> _Exercise description_:
Repeat each record below exactly as given.

** START OF Available data **

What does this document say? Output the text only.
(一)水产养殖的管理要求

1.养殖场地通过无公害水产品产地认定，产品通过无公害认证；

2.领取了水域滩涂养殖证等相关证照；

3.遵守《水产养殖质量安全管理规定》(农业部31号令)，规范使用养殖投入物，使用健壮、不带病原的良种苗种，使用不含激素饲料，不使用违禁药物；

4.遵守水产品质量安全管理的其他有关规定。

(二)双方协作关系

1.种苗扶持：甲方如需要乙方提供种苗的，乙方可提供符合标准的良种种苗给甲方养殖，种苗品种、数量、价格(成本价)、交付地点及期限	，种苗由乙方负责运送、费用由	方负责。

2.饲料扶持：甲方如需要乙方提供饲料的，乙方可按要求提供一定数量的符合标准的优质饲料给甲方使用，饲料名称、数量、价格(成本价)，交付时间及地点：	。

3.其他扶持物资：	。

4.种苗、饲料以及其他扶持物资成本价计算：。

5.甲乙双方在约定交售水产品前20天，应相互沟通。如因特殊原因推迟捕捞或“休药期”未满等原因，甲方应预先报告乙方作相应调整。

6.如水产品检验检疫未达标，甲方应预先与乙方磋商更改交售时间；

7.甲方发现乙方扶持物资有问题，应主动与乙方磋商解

** END OF Available data **

> _Exercise result_:
What does this document say? Output the text only.
(一)水产养殖的管理要求

1.养殖场地通过无公害水产品产地认定，产品通过无公害认证；

2.领取了水域滩涂养殖证等相关证照；

3.遵守《水产养殖质量安全管理规定》(农业部31号令)，规范使用养殖投入物，使用健壮、不带病原的良种苗种，使用不含激素饲料，不使用违禁药物；

4.遵守水产品质量安全管理的其他有关规定。

(二)双方协作关系

1.种苗扶持：甲方如需要乙方提供种苗的，乙方可提供符合标准的良种种苗给甲方养殖，种苗品种、数量、价格(成本价)、交付地点及期限	，种苗由乙方负责运送、费用由	方负责。

2.饲料扶持：甲方如需要乙方提供饲料的，乙方可按要求提供一定数量的符合标准的优质饲料给甲方使用，饲料名称、数量、价格(成本价)，交付时间及地点：	。

3.其他扶持物资：	。

4.种苗、饲料以及其他扶持物资成本价计算：。

5.甲乙双方在约定交售水产品前20天，应相互沟通。如因特殊原因推迟捕捞或“休药期”未满等原因，甲方应预先报告乙方作相应调整。

6.如水产品检验检疫未达标，甲方应预先与乙方磋商更改交售时间；

7.甲方发现乙方扶持物资有问题，应主动与乙方磋商解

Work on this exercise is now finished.